Return every line of the data below that includes the string "grid".

## START Dataset excerpts

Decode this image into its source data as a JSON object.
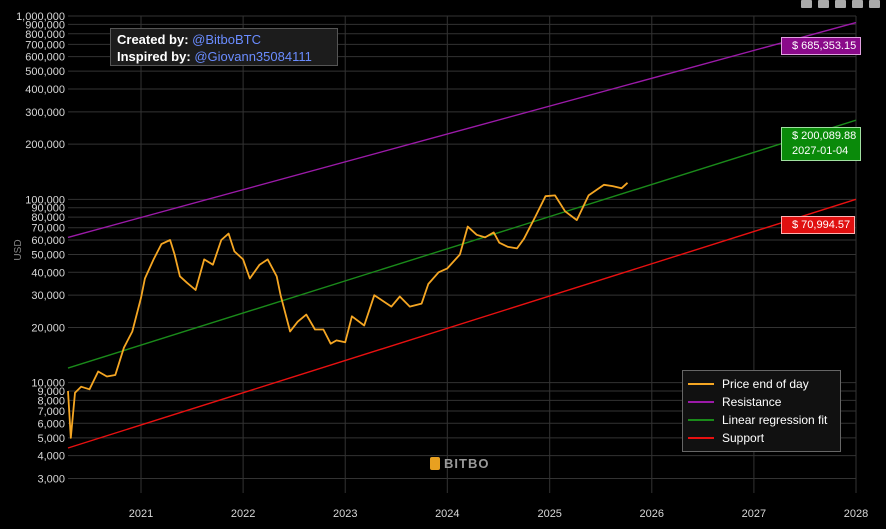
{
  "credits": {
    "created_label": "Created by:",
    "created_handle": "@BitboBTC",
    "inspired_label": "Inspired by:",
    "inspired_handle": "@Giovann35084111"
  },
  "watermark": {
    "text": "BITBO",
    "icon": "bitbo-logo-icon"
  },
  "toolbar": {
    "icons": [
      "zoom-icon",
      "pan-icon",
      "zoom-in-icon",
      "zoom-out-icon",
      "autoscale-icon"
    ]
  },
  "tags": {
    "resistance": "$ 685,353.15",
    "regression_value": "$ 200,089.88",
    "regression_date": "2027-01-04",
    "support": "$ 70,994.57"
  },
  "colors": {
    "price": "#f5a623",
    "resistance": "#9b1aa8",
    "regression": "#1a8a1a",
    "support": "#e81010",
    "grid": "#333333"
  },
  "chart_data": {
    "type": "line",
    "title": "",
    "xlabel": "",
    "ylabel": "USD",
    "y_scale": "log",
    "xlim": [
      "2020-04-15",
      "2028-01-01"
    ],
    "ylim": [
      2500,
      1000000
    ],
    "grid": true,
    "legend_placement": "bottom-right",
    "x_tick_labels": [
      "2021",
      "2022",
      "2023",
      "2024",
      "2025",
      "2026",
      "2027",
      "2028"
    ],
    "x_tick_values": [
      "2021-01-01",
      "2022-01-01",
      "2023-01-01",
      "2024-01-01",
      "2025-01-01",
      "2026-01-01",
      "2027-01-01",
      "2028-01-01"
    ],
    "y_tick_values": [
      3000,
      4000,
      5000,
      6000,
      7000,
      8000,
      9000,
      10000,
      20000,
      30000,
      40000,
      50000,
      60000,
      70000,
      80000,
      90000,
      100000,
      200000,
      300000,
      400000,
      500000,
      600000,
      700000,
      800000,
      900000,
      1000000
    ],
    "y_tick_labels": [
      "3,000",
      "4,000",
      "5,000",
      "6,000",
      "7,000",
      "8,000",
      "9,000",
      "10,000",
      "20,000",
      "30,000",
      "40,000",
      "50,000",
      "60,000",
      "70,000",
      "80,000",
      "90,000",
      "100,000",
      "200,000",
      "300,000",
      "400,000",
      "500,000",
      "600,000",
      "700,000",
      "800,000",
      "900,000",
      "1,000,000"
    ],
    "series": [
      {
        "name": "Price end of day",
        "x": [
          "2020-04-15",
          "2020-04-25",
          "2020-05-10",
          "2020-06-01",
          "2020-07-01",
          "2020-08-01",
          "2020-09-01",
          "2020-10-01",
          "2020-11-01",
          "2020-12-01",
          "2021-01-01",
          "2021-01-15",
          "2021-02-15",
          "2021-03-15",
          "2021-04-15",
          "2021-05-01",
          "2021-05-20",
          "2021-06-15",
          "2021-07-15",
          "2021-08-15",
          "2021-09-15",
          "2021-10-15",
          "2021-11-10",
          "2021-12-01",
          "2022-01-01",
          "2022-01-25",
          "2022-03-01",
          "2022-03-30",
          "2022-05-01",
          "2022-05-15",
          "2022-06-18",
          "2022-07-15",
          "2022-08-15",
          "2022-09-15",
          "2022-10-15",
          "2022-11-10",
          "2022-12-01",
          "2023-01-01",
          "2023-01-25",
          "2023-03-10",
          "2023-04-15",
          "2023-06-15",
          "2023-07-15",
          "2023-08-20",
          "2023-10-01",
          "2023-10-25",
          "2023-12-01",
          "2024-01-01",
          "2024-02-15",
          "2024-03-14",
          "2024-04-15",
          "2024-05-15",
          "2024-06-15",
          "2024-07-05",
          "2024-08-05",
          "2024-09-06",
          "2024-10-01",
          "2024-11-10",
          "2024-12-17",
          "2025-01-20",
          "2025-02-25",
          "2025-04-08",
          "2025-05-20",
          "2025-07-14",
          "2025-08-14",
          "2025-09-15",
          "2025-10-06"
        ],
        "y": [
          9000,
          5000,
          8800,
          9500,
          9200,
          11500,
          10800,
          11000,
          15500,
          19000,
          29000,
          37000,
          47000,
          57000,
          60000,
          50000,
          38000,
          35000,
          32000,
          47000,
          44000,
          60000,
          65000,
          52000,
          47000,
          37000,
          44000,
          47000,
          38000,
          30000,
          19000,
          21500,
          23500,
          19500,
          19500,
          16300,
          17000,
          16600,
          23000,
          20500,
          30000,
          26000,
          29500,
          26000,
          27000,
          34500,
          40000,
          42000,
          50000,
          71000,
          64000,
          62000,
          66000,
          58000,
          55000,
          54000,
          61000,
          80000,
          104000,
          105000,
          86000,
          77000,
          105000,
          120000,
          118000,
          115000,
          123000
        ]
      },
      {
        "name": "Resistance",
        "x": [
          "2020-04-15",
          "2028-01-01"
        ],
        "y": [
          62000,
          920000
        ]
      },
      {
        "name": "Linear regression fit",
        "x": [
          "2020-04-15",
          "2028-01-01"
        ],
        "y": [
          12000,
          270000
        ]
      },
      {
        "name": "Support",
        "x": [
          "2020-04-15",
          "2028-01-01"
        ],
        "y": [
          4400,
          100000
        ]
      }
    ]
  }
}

## END Dataset excerpts
## START Dataset excerpts

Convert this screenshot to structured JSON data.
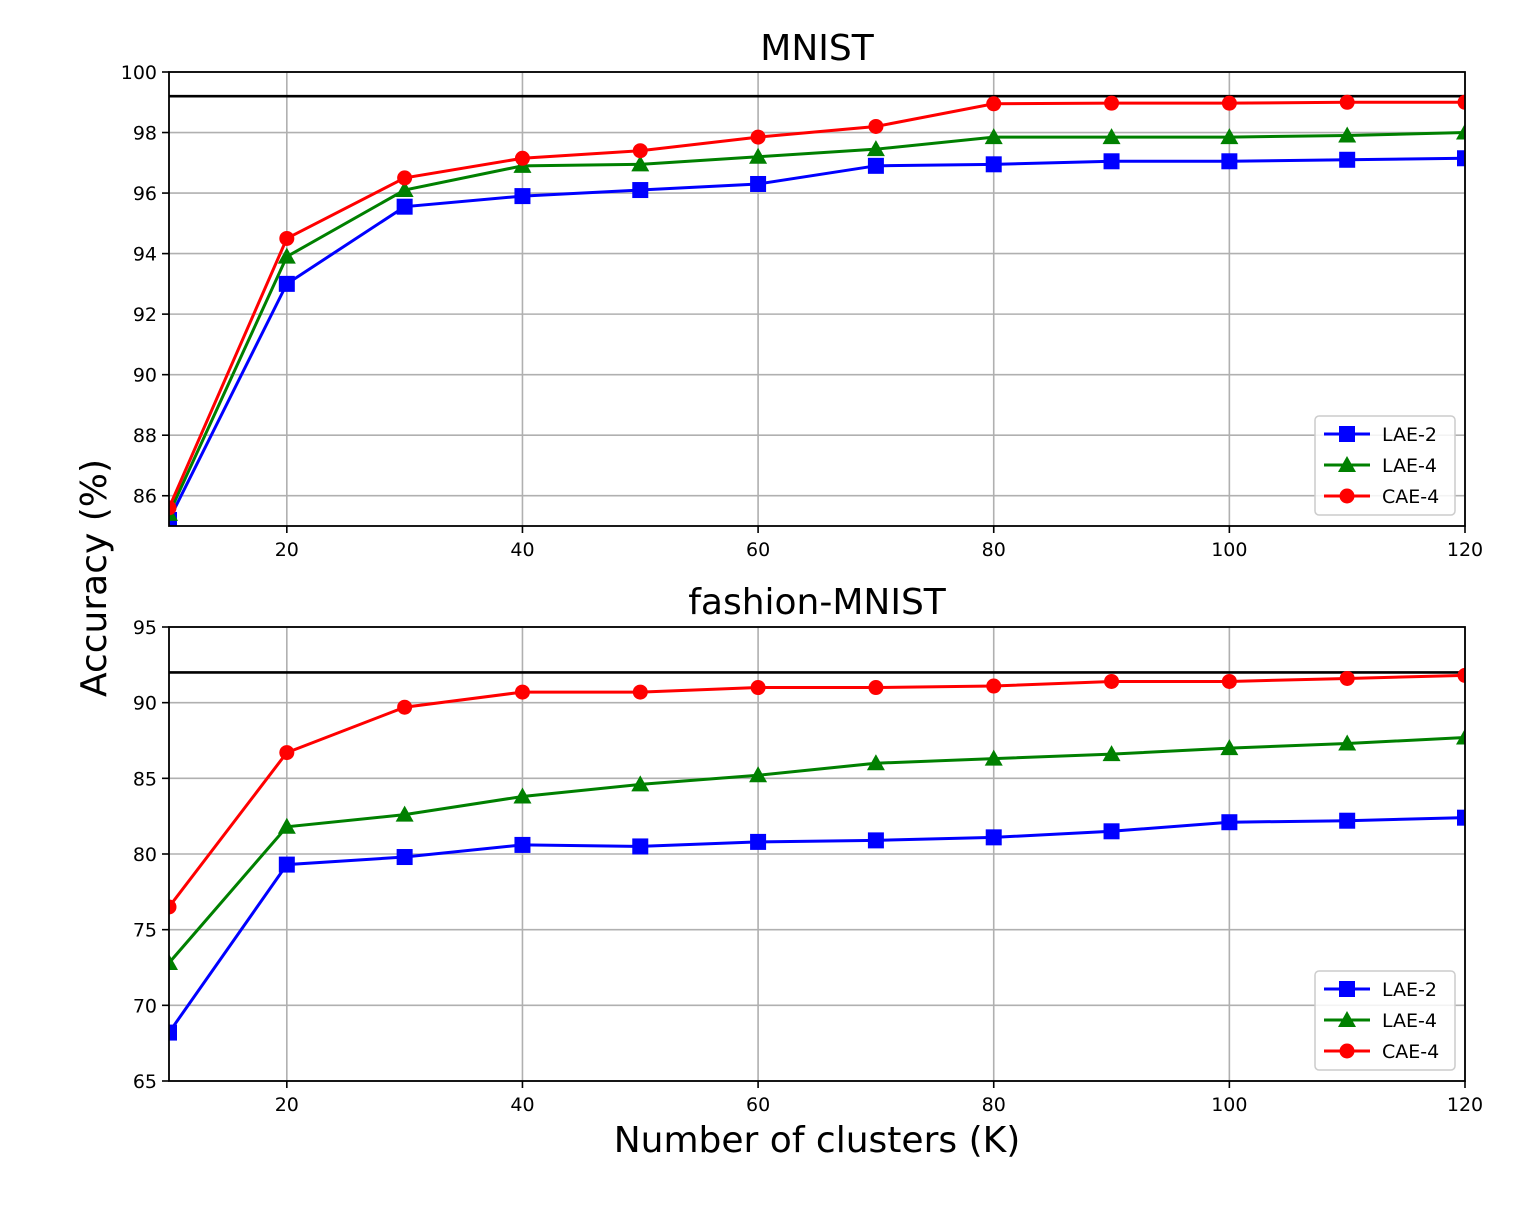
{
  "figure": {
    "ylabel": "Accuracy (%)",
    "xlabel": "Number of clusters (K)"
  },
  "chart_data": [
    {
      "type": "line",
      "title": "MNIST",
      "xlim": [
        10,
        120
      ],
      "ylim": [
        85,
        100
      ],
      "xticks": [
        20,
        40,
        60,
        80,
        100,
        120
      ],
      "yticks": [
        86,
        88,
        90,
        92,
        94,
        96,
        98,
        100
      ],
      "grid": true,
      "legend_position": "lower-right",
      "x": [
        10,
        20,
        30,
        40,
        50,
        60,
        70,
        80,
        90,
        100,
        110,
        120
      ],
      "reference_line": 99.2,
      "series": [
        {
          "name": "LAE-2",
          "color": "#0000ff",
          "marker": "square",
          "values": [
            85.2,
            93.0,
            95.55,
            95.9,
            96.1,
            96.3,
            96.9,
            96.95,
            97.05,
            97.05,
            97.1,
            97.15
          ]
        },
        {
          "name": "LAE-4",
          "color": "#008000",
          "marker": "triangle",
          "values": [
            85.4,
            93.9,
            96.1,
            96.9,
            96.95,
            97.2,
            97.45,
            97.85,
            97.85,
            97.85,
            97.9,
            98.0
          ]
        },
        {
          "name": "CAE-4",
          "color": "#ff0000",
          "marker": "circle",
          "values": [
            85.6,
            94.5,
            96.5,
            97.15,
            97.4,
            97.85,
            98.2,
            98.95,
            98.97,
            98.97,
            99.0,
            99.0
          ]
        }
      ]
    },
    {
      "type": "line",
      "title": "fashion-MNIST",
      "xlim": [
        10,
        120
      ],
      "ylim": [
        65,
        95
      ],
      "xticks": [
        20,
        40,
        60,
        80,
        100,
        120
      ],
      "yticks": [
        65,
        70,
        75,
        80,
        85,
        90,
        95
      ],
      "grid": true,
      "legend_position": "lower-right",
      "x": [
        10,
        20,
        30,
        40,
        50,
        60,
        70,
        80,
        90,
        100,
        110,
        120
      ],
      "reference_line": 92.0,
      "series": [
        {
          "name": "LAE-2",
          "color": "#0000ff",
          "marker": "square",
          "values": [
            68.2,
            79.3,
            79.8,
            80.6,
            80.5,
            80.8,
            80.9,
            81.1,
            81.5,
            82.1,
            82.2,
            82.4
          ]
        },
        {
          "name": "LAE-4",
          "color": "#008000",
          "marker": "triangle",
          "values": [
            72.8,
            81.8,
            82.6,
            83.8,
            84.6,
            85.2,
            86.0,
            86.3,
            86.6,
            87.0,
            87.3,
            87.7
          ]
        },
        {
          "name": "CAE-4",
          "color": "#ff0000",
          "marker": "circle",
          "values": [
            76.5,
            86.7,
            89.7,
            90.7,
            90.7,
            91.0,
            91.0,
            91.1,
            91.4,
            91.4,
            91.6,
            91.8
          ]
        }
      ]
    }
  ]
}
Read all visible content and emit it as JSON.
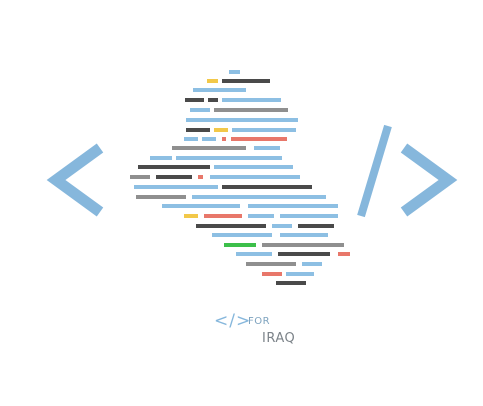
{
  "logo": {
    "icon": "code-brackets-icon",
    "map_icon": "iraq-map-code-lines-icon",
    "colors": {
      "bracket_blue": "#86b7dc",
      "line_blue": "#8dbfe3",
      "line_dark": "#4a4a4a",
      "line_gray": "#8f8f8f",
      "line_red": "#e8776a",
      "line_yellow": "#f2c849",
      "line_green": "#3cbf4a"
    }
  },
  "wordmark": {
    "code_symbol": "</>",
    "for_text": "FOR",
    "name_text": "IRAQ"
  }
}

## END Dataset excerpts
## START Dataset excerpts

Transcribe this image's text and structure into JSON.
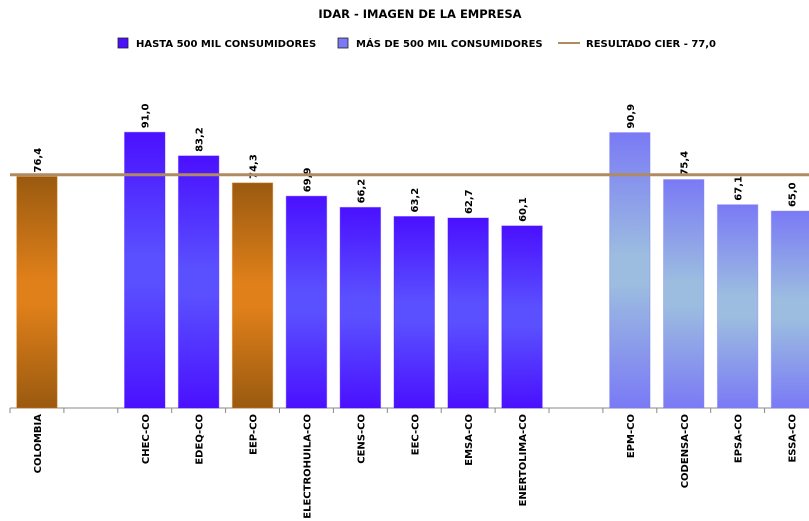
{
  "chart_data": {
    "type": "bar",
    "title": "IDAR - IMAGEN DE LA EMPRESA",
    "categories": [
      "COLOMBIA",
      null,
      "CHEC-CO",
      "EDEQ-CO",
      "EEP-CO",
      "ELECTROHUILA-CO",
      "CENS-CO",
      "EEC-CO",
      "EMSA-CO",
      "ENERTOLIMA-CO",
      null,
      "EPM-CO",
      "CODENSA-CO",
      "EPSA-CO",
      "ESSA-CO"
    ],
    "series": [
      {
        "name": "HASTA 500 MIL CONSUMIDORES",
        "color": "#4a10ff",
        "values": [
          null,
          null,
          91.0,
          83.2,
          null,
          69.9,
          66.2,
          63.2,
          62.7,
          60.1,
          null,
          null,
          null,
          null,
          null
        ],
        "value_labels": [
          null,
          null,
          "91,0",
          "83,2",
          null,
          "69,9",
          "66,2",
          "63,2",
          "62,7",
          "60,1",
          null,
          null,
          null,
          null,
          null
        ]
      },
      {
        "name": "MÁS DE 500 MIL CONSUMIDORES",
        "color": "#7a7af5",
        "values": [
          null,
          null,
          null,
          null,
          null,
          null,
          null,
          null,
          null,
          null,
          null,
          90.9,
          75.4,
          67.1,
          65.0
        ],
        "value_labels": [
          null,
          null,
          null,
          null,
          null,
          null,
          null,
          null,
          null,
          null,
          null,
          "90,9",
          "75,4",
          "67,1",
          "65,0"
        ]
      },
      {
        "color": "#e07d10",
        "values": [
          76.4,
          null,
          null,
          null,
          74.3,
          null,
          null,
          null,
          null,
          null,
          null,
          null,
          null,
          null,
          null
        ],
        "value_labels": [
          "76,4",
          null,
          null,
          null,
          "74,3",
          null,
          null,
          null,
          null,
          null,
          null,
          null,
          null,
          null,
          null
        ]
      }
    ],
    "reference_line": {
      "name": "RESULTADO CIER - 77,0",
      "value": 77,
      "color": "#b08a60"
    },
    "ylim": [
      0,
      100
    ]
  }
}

## END Dataset excerpts

__Solution to this problem__:
    "grid": "#333333"
    "grid": true,
      "grid": true,
      "grid": true,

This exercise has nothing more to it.